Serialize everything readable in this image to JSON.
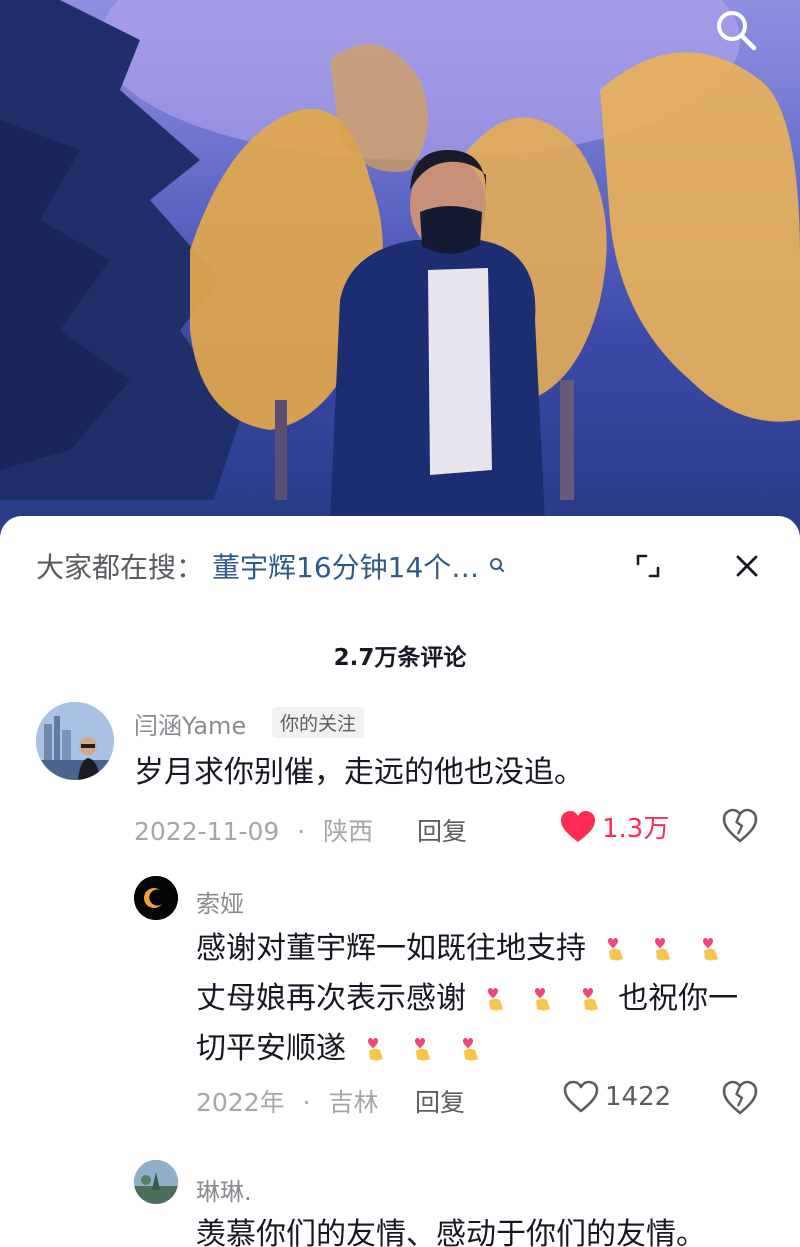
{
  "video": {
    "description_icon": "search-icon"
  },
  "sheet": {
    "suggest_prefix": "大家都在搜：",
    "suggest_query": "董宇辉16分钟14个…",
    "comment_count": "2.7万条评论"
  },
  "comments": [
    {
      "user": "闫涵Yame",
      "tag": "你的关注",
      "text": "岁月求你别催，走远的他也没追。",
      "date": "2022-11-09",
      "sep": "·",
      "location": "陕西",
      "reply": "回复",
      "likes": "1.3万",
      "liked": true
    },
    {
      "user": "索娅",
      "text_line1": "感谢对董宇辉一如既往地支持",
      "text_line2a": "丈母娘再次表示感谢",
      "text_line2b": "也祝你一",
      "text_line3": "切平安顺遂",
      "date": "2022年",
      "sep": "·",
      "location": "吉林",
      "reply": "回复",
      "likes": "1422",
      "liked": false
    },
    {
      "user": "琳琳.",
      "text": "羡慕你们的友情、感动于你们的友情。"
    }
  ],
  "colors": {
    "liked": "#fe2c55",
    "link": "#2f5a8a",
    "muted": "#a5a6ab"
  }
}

........

With the pictures omitted, reproduce the records in full and exactly.

Serialize everything readable in this image to JSON.
{
  "video": {
    "description_icon": "search-icon"
  },
  "sheet": {
    "suggest_prefix": "大家都在搜：",
    "suggest_query": "董宇辉16分钟14个…",
    "comment_count": "2.7万条评论"
  },
  "comments": [
    {
      "user": "闫涵Yame",
      "tag": "你的关注",
      "text": "岁月求你别催，走远的他也没追。",
      "date": "2022-11-09",
      "sep": "·",
      "location": "陕西",
      "reply": "回复",
      "likes": "1.3万",
      "liked": true
    },
    {
      "user": "索娅",
      "text_line1": "感谢对董宇辉一如既往地支持",
      "text_line2a": "丈母娘再次表示感谢",
      "text_line2b": "也祝你一",
      "text_line3": "切平安顺遂",
      "date": "2022年",
      "sep": "·",
      "location": "吉林",
      "reply": "回复",
      "likes": "1422",
      "liked": false
    },
    {
      "user": "琳琳.",
      "text": "羡慕你们的友情、感动于你们的友情。"
    }
  ],
  "colors": {
    "liked": "#fe2c55",
    "link": "#2f5a8a",
    "muted": "#a5a6ab"
  }
}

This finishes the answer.